> [Instructions to follow] In the excerpt below on simulating the selective laser melting process, type out everything from "Example Workflow" down to "recognizable by vision." word for word.
** BEGIN Excerpt **
Furthermore, a distortion compensation can be done. This results in a pre-compensated geometry which should be used for the manufacturing. This geometry takes all deformations during the manufacturing process into consideration to create a suitable geometry with less distortion to fulfil the tolerances of shape and position.

Example Workflow

In the following the Part Consolidation example is used for the selective laser melting process simulation.

With Simufact Additive the final optimised part can be imported as a STL-file or a NURBS-Geometry. Custom machines can be set up or one can be chosen from a large selection from all well-known machine manufacturers.

The part can be orientated freely in the building space. Moreover, the orientation assitant can be used. Especially, for generative designed parts the orientation assistant can help to find the best building position regarding self-determined criteria which are not always immediatley recognizable by vision.

In this case the best position is determined regarding support area, support volume and build risk. With the 3D ball in the upper left corner, the position can nearly seamless be varied.

In Simufact Additive support structures can be created automatically or already created ones can be imported.
** END Excerpt **
** BEGIN Provided information **
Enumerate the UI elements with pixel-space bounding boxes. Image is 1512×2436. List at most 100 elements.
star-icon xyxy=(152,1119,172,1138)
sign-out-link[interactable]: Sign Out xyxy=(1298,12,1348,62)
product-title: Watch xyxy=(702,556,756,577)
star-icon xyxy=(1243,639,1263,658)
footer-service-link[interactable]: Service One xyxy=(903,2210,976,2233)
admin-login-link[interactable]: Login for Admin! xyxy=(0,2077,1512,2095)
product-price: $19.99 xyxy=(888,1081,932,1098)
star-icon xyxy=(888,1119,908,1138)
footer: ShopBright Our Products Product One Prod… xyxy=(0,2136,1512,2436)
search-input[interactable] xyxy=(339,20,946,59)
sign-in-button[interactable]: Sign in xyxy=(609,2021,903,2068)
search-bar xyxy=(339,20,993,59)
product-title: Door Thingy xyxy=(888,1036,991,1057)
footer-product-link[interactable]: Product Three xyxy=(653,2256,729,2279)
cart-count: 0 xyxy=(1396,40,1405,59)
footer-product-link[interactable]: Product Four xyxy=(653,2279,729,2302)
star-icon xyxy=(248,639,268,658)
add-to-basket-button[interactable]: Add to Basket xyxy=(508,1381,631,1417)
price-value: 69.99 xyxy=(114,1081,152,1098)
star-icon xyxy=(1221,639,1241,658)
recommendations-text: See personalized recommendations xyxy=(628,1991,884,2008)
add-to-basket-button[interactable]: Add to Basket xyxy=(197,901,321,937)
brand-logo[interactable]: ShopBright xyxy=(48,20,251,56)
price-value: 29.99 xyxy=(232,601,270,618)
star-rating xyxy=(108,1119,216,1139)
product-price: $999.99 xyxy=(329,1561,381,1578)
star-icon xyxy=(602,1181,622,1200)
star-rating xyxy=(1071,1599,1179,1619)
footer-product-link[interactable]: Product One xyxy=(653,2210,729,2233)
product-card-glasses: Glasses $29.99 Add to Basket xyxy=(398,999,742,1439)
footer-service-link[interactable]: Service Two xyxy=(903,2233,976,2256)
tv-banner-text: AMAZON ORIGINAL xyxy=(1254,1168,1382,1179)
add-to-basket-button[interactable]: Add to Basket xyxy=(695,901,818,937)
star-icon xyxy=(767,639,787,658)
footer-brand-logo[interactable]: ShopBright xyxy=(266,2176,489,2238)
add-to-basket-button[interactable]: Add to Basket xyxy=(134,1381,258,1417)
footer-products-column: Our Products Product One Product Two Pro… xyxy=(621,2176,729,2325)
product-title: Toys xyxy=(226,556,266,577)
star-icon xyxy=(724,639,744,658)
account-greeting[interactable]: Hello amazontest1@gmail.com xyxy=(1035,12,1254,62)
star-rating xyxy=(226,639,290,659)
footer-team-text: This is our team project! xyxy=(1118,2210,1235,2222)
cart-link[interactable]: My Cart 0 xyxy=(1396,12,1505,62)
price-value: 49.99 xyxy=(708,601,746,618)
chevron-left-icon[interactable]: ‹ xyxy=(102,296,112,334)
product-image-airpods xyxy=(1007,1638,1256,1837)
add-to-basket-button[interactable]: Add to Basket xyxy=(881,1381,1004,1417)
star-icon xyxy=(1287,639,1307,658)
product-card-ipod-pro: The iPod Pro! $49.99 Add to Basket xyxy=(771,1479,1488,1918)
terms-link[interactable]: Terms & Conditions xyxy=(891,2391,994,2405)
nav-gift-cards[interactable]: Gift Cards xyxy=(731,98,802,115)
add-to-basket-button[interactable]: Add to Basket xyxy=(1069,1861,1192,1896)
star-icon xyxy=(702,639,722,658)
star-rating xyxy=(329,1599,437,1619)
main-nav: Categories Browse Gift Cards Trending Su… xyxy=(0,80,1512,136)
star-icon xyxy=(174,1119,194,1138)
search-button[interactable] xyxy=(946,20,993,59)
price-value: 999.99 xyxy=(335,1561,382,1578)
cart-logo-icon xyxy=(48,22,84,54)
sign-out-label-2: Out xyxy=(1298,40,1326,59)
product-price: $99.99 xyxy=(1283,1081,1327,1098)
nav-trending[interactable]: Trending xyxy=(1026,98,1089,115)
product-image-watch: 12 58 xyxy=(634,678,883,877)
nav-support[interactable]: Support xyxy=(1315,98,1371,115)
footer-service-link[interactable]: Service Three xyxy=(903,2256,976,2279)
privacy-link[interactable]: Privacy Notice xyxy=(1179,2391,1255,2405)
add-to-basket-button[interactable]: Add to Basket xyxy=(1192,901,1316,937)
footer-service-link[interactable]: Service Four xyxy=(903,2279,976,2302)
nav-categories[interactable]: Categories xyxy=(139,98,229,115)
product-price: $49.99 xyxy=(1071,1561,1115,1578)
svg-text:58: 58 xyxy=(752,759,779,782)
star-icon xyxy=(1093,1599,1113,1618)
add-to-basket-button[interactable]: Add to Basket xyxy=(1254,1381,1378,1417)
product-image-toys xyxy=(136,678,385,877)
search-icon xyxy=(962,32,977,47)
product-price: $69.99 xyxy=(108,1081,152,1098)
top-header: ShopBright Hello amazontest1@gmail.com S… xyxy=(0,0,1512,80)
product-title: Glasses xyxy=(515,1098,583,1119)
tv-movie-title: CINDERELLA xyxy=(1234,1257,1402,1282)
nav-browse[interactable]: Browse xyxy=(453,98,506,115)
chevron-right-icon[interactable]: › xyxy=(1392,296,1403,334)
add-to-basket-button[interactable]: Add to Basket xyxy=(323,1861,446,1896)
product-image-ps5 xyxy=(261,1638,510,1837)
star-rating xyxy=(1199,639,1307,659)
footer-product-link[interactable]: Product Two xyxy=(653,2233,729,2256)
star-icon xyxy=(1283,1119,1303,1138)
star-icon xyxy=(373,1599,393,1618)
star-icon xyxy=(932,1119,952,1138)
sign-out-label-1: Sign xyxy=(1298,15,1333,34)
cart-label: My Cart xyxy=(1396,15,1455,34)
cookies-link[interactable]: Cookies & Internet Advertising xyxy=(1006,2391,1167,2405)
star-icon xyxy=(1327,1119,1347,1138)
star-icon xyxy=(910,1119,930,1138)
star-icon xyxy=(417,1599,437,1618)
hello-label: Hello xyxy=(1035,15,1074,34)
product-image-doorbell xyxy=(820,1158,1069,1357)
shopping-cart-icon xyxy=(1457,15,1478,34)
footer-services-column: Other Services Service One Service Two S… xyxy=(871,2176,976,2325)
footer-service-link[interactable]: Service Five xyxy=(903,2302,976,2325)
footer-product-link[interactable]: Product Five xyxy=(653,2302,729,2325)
** END Provided information **
** BEGIN Provided information **
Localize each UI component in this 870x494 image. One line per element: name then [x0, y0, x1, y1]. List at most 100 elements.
** END Provided information **
** BEGIN Provided information **
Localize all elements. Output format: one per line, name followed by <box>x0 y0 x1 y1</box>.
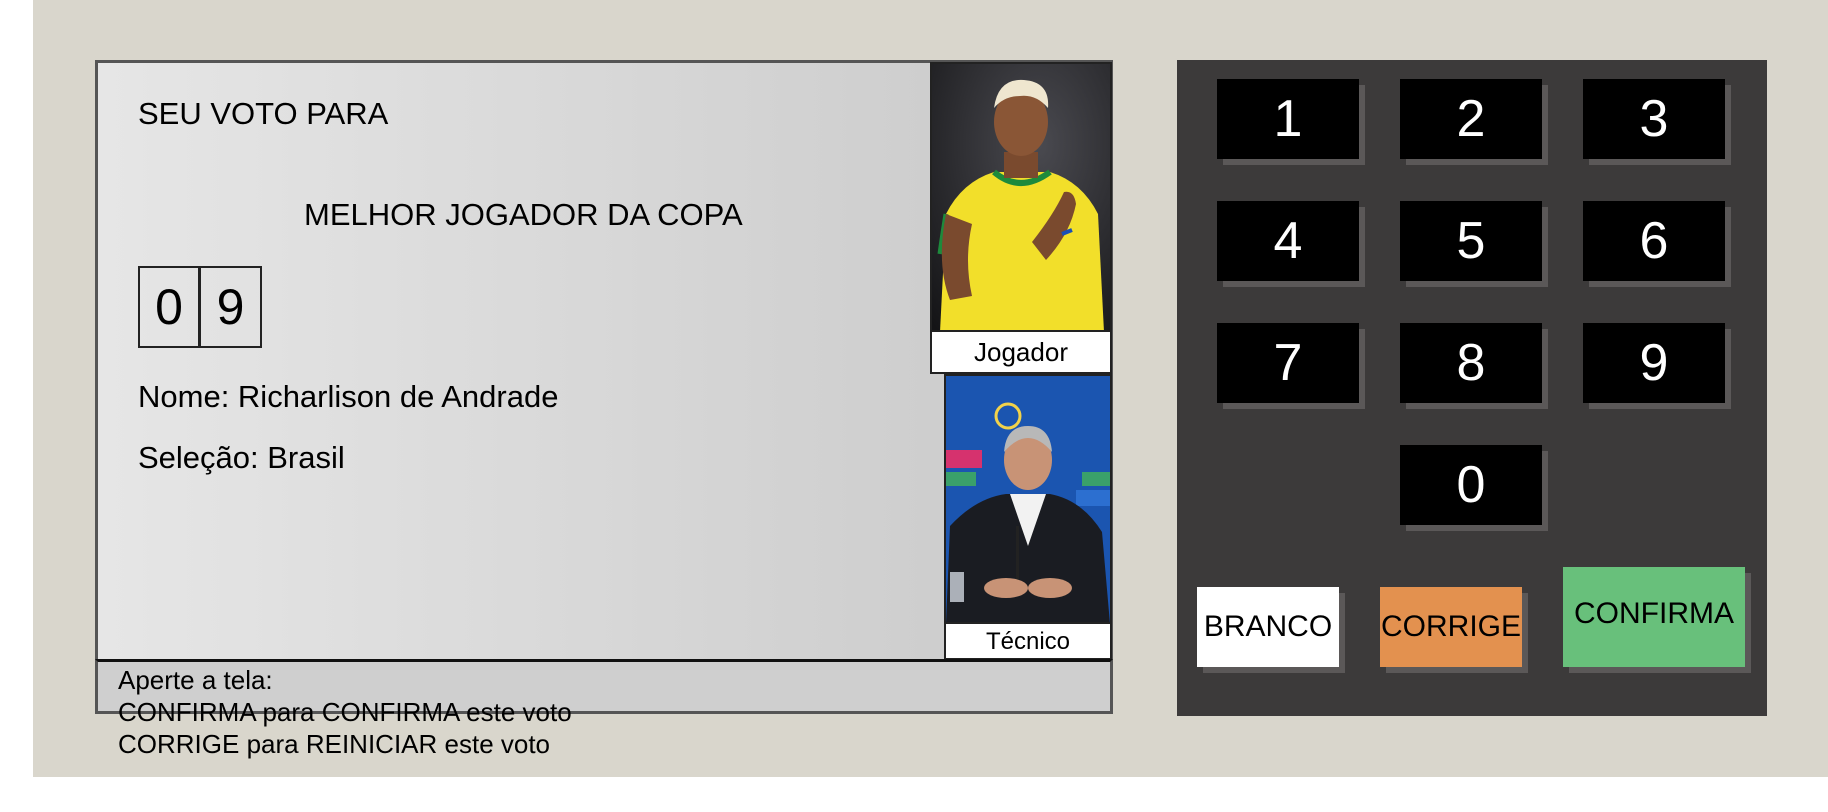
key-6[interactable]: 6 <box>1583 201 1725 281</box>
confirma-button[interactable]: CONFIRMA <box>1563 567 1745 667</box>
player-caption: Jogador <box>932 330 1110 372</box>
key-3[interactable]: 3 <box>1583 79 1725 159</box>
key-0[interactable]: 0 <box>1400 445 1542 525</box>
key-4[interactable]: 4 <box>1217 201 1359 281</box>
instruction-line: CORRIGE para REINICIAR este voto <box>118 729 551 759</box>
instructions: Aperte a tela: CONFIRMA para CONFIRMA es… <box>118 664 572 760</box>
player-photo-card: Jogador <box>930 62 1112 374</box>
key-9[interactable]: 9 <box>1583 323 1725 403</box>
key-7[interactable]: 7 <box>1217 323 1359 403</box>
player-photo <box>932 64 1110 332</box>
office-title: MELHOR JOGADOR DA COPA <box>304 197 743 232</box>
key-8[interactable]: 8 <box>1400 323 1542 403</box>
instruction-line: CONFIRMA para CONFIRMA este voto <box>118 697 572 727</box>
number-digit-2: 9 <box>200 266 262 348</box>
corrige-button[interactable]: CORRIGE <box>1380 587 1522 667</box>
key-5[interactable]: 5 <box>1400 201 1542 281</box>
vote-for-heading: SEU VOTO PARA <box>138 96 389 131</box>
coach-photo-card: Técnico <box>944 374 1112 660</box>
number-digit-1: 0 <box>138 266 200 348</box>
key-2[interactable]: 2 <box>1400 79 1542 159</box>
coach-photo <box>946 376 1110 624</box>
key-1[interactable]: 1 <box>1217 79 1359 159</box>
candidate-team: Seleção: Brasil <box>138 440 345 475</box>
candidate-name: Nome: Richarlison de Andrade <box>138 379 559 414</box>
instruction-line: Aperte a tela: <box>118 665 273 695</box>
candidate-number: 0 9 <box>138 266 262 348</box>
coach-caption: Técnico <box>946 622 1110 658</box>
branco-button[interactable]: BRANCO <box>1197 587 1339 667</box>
** END Provided information **
> [Task answer]
Example Workflow

In the following the Part Consolidation example is used for the selective laser melting process simulation.

With Simufact Additive the final optimised part can be imported as a STL-file or a NURBS-Geometry. Custom machines can be set up or one can be chosen from a large selection from all well-known machine manufacturers.

The part can be orientated freely in the building space. Moreover, the orientation assitant can be used. Especially, for generative designed parts the orientation assistant can help to find the best building position regarding self-determined criteria which are not always immediatley recognizable by vision.